Your goal
Below are records to be output exactly, every one of them.

----- Supplied material -----

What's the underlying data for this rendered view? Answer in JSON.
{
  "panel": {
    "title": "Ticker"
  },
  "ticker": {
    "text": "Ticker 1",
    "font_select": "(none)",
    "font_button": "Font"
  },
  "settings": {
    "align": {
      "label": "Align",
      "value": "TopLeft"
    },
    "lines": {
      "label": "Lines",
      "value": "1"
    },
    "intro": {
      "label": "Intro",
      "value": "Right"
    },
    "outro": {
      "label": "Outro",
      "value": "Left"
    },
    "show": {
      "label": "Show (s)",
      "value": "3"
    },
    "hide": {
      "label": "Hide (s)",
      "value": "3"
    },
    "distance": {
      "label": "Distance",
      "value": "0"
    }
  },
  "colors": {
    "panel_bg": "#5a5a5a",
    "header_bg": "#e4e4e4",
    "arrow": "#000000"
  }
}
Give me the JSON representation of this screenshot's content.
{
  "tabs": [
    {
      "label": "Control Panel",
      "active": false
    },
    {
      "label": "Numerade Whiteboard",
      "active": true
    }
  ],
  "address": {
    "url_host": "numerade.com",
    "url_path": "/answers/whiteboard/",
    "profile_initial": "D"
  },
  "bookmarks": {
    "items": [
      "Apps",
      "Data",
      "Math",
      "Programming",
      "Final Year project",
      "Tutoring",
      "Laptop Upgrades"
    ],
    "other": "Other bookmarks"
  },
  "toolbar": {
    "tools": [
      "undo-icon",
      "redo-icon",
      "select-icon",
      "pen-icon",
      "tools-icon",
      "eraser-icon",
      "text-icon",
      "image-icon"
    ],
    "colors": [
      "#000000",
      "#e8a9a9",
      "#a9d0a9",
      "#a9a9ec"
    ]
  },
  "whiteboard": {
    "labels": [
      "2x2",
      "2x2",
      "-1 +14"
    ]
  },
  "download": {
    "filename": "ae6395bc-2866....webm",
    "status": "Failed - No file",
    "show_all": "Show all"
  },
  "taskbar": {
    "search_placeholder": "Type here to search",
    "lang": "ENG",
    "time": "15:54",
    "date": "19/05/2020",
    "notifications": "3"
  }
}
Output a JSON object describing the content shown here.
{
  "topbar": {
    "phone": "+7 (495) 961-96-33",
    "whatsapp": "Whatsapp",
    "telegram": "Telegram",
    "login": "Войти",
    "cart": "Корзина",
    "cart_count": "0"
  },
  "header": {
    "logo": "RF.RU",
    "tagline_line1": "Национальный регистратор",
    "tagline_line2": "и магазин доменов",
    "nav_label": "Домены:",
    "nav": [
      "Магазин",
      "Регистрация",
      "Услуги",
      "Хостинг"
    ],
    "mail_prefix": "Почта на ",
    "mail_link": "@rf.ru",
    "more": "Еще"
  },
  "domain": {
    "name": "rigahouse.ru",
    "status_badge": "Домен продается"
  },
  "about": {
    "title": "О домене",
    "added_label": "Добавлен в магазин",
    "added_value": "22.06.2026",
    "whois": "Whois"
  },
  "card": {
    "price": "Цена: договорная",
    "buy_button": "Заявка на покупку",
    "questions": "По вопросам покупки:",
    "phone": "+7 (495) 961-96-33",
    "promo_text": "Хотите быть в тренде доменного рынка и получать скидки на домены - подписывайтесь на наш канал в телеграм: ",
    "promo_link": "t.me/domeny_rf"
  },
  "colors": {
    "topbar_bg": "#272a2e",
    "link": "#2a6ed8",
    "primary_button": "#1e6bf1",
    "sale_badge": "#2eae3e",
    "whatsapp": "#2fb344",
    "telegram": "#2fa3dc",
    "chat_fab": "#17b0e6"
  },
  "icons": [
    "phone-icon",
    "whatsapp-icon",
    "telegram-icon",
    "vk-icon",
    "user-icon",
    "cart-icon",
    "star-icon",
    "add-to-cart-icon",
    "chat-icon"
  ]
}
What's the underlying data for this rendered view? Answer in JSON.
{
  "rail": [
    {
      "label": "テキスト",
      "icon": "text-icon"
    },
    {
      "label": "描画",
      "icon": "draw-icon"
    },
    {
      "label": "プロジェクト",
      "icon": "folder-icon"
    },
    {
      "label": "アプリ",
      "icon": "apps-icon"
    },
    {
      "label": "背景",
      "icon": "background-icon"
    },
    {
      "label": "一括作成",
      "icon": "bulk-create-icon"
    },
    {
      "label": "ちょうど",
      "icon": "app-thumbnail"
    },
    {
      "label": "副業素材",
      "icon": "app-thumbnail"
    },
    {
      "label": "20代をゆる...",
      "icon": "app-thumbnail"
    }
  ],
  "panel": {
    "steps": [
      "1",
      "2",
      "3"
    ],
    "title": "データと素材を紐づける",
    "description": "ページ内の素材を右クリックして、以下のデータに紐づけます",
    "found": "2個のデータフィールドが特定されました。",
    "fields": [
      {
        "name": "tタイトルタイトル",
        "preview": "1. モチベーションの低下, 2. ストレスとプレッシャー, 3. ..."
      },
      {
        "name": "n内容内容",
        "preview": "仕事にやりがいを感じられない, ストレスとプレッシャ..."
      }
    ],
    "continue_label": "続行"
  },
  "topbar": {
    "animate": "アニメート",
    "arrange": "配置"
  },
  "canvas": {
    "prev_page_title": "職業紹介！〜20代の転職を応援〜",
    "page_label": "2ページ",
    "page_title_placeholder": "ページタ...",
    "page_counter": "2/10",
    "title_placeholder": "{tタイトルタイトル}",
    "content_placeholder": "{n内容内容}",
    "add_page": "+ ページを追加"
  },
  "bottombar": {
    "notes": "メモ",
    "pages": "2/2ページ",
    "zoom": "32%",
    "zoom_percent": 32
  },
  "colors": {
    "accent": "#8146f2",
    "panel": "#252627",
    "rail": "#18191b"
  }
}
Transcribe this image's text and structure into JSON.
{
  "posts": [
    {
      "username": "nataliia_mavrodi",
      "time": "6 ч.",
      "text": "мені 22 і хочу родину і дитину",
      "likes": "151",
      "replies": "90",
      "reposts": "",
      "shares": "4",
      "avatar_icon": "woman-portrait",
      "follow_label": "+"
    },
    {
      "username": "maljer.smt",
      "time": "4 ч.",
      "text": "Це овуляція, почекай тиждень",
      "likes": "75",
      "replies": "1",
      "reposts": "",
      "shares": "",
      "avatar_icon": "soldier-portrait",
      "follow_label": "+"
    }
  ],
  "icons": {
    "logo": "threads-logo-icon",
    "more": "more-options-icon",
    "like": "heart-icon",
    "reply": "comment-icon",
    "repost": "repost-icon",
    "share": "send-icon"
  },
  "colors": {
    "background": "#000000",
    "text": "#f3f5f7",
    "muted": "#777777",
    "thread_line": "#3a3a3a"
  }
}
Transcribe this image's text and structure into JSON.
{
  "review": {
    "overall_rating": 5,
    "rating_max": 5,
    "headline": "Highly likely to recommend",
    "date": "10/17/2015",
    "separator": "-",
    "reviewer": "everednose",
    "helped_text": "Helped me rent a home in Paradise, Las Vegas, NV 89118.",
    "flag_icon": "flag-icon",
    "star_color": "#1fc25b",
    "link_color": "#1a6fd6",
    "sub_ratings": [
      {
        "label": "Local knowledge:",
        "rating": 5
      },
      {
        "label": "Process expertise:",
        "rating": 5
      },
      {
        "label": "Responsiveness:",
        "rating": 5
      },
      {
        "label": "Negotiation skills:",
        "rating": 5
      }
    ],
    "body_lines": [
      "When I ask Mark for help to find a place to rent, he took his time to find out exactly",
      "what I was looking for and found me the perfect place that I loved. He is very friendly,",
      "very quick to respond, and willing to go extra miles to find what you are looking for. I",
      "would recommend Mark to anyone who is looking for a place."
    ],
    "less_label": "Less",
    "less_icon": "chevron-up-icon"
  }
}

-----

Response to the exercise
What's the underlying data for this rendered view? Answer in JSON.
{
  "panel": {
    "title": "Ticker"
  },
  "ticker": {
    "text": "Ticker 1",
    "font_select": "(none)",
    "font_button": "Font"
  },
  "settings": {
    "align": {
      "label": "Align",
      "value": "TopLeft"
    },
    "lines": {
      "label": "Lines",
      "value": "1"
    },
    "intro": {
      "label": "Intro",
      "value": "Right"
    },
    "outro": {
      "label": "Outro",
      "value": "Left"
    },
    "show": {
      "label": "Show (s)",
      "value": "3"
    },
    "hide": {
      "label": "Hide (s)",
      "value": "3"
    },
    "distance": {
      "label": "Distance",
      "value": "0"
    }
  },
  "colors": {
    "panel_bg": "#5a5a5a",
    "header_bg": "#e4e4e4",
    "arrow": "#000000"
  }
}
Give me the JSON representation of this screenshot's content.
{
  "tabs": [
    {
      "label": "Control Panel",
      "active": false
    },
    {
      "label": "Numerade Whiteboard",
      "active": true
    }
  ],
  "address": {
    "url_host": "numerade.com",
    "url_path": "/answers/whiteboard/",
    "profile_initial": "D"
  },
  "bookmarks": {
    "items": [
      "Apps",
      "Data",
      "Math",
      "Programming",
      "Final Year project",
      "Tutoring",
      "Laptop Upgrades"
    ],
    "other": "Other bookmarks"
  },
  "toolbar": {
    "tools": [
      "undo-icon",
      "redo-icon",
      "select-icon",
      "pen-icon",
      "tools-icon",
      "eraser-icon",
      "text-icon",
      "image-icon"
    ],
    "colors": [
      "#000000",
      "#e8a9a9",
      "#a9d0a9",
      "#a9a9ec"
    ]
  },
  "whiteboard": {
    "labels": [
      "2x2",
      "2x2",
      "-1 +14"
    ]
  },
  "download": {
    "filename": "ae6395bc-2866....webm",
    "status": "Failed - No file",
    "show_all": "Show all"
  },
  "taskbar": {
    "search_placeholder": "Type here to search",
    "lang": "ENG",
    "time": "15:54",
    "date": "19/05/2020",
    "notifications": "3"
  }
}
Output a JSON object describing the content shown here.
{
  "topbar": {
    "phone": "+7 (495) 961-96-33",
    "whatsapp": "Whatsapp",
    "telegram": "Telegram",
    "login": "Войти",
    "cart": "Корзина",
    "cart_count": "0"
  },
  "header": {
    "logo": "RF.RU",
    "tagline_line1": "Национальный регистратор",
    "tagline_line2": "и магазин доменов",
    "nav_label": "Домены:",
    "nav": [
      "Магазин",
      "Регистрация",
      "Услуги",
      "Хостинг"
    ],
    "mail_prefix": "Почта на ",
    "mail_link": "@rf.ru",
    "more": "Еще"
  },
  "domain": {
    "name": "rigahouse.ru",
    "status_badge": "Домен продается"
  },
  "about": {
    "title": "О домене",
    "added_label": "Добавлен в магазин",
    "added_value": "22.06.2026",
    "whois": "Whois"
  },
  "card": {
    "price": "Цена: договорная",
    "buy_button": "Заявка на покупку",
    "questions": "По вопросам покупки:",
    "phone": "+7 (495) 961-96-33",
    "promo_text": "Хотите быть в тренде доменного рынка и получать скидки на домены - подписывайтесь на наш канал в телеграм: ",
    "promo_link": "t.me/domeny_rf"
  },
  "colors": {
    "topbar_bg": "#272a2e",
    "link": "#2a6ed8",
    "primary_button": "#1e6bf1",
    "sale_badge": "#2eae3e",
    "whatsapp": "#2fb344",
    "telegram": "#2fa3dc",
    "chat_fab": "#17b0e6"
  },
  "icons": [
    "phone-icon",
    "whatsapp-icon",
    "telegram-icon",
    "vk-icon",
    "user-icon",
    "cart-icon",
    "star-icon",
    "add-to-cart-icon",
    "chat-icon"
  ]
}
What's the underlying data for this rendered view? Answer in JSON.
{
  "rail": [
    {
      "label": "テキスト",
      "icon": "text-icon"
    },
    {
      "label": "描画",
      "icon": "draw-icon"
    },
    {
      "label": "プロジェクト",
      "icon": "folder-icon"
    },
    {
      "label": "アプリ",
      "icon": "apps-icon"
    },
    {
      "label": "背景",
      "icon": "background-icon"
    },
    {
      "label": "一括作成",
      "icon": "bulk-create-icon"
    },
    {
      "label": "ちょうど",
      "icon": "app-thumbnail"
    },
    {
      "label": "副業素材",
      "icon": "app-thumbnail"
    },
    {
      "label": "20代をゆる...",
      "icon": "app-thumbnail"
    }
  ],
  "panel": {
    "steps": [
      "1",
      "2",
      "3"
    ],
    "title": "データと素材を紐づける",
    "description": "ページ内の素材を右クリックして、以下のデータに紐づけます",
    "found": "2個のデータフィールドが特定されました。",
    "fields": [
      {
        "name": "tタイトルタイトル",
        "preview": "1. モチベーションの低下, 2. ストレスとプレッシャー, 3. ..."
      },
      {
        "name": "n内容内容",
        "preview": "仕事にやりがいを感じられない, ストレスとプレッシャ..."
      }
    ],
    "continue_label": "続行"
  },
  "topbar": {
    "animate": "アニメート",
    "arrange": "配置"
  },
  "canvas": {
    "prev_page_title": "職業紹介！〜20代の転職を応援〜",
    "page_label": "2ページ",
    "page_title_placeholder": "ページタ...",
    "page_counter": "2/10",
    "title_placeholder": "{tタイトルタイトル}",
    "content_placeholder": "{n内容内容}",
    "add_page": "+ ページを追加"
  },
  "bottombar": {
    "notes": "メモ",
    "pages": "2/2ページ",
    "zoom": "32%",
    "zoom_percent": 32
  },
  "colors": {
    "accent": "#8146f2",
    "panel": "#252627",
    "rail": "#18191b"
  }
}
Transcribe this image's text and structure into JSON.
{
  "posts": [
    {
      "username": "nataliia_mavrodi",
      "time": "6 ч.",
      "text": "мені 22 і хочу родину і дитину",
      "likes": "151",
      "replies": "90",
      "reposts": "",
      "shares": "4",
      "avatar_icon": "woman-portrait",
      "follow_label": "+"
    },
    {
      "username": "maljer.smt",
      "time": "4 ч.",
      "text": "Це овуляція, почекай тиждень",
      "likes": "75",
      "replies": "1",
      "reposts": "",
      "shares": "",
      "avatar_icon": "soldier-portrait",
      "follow_label": "+"
    }
  ],
  "icons": {
    "logo": "threads-logo-icon",
    "more": "more-options-icon",
    "like": "heart-icon",
    "reply": "comment-icon",
    "repost": "repost-icon",
    "share": "send-icon"
  },
  "colors": {
    "background": "#000000",
    "text": "#f3f5f7",
    "muted": "#777777",
    "thread_line": "#3a3a3a"
  }
}
Transcribe this image's text and structure into JSON.
{
  "review": {
    "overall_rating": 5,
    "rating_max": 5,
    "headline": "Highly likely to recommend",
    "date": "10/17/2015",
    "separator": "-",
    "reviewer": "everednose",
    "helped_text": "Helped me rent a home in Paradise, Las Vegas, NV 89118.",
    "flag_icon": "flag-icon",
    "star_color": "#1fc25b",
    "link_color": "#1a6fd6",
    "sub_ratings": [
      {
        "label": "Local knowledge:",
        "rating": 5
      },
      {
        "label": "Process expertise:",
        "rating": 5
      },
      {
        "label": "Responsiveness:",
        "rating": 5
      },
      {
        "label": "Negotiation skills:",
        "rating": 5
      }
    ],
    "body_lines": [
      "When I ask Mark for help to find a place to rent, he took his time to find out exactly",
      "what I was looking for and found me the perfect place that I loved. He is very friendly,",
      "very quick to respond, and willing to go extra miles to find what you are looking for. I",
      "would recommend Mark to anyone who is looking for a place."
    ],
    "less_label": "Less",
    "less_icon": "chevron-up-icon"
  }
}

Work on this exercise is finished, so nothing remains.